(Dataset records)
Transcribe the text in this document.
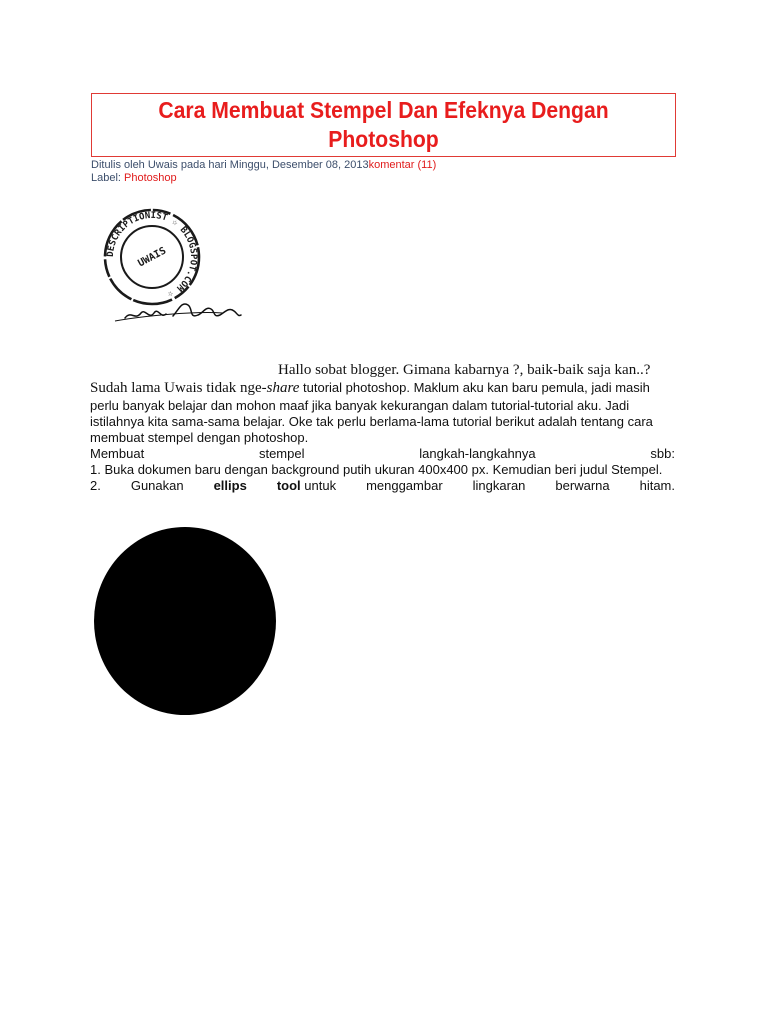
Cara Membuat Stempel Dan Efeknya Dengan Photoshop
Ditulis oleh Uwais pada hari Minggu, Desember 08, 2013komentar (11)
Label: Photoshop
DESCRIPTIONIST ☆ BLOGSPOT.COM ☆
UWAIS
Hallo sobat blogger. Gimana kabarnya ?, baik-baik saja kan..?
Sudah lama Uwais tidak nge-share tutorial photoshop. Maklum aku kan baru pemula, jadi masih
perlu banyak belajar dan mohon maaf jika banyak kekurangan dalam tutorial-tutorial aku. Jadi
istilahnya kita sama-sama belajar. Oke tak perlu berlama-lama tutorial berikut adalah tentang cara
membuat stempel dengan photoshop.
Membuat	stempel	langkah-langkahnya	sbb:
1. Buka dokumen baru dengan background putih ukuran 400x400 px. Kemudian beri judul Stempel.
2. Gunakan ellips tool untuk menggambar lingkaran berwarna hitam.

Your objective → Write out the whole listing again, exactly, with no pictures.

Solution to this exercise →
Transcribe the text in this document.
Cara Membuat Stempel Dan Efeknya Dengan Photoshop
Ditulis oleh Uwais pada hari Minggu, Desember 08, 2013komentar (11)
Label: Photoshop
DESCRIPTIONIST ☆ BLOGSPOT.COM ☆
UWAIS
Hallo sobat blogger. Gimana kabarnya ?, baik-baik saja kan..?
Sudah lama Uwais tidak nge-share tutorial photoshop. Maklum aku kan baru pemula, jadi masih
perlu banyak belajar dan mohon maaf jika banyak kekurangan dalam tutorial-tutorial aku. Jadi
istilahnya kita sama-sama belajar. Oke tak perlu berlama-lama tutorial berikut adalah tentang cara
membuat stempel dengan photoshop.
Membuat	stempel	langkah-langkahnya	sbb:
1. Buka dokumen baru dengan background putih ukuran 400x400 px. Kemudian beri judul Stempel.
2. Gunakan ellips tool untuk menggambar lingkaran berwarna hitam.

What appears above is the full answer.